What you will do
Find each line with the word "BANCARIAS" and say how many there are, nothing else.

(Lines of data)
++++

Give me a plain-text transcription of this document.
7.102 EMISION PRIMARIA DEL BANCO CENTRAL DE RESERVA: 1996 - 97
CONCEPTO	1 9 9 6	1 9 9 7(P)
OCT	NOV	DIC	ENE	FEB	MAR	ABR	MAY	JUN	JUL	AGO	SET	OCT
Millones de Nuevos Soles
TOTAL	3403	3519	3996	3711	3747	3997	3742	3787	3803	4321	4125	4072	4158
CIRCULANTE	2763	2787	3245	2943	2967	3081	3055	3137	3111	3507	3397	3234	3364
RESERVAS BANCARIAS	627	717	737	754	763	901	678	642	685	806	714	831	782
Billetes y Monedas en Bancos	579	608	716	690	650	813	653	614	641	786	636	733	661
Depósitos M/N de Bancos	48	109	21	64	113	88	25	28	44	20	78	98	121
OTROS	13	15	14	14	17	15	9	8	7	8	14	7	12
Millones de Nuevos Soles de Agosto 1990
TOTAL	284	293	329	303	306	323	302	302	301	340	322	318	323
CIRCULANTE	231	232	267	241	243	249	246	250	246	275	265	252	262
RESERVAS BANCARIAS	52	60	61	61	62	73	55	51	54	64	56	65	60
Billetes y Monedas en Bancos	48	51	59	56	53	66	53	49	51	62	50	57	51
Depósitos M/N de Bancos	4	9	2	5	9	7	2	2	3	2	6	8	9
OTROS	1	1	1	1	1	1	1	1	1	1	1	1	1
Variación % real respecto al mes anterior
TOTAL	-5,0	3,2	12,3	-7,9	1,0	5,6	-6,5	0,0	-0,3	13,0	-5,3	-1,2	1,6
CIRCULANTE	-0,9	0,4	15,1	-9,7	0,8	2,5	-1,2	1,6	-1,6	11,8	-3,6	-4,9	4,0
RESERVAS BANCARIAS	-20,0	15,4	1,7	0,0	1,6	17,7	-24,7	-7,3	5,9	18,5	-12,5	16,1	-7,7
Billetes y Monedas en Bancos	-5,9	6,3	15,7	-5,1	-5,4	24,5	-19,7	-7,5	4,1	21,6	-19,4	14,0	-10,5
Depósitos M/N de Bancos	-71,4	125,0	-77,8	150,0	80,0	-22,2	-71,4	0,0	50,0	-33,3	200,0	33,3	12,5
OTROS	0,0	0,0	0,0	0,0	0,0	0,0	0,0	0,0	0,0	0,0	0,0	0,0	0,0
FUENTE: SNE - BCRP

++++

Solution to the problem
3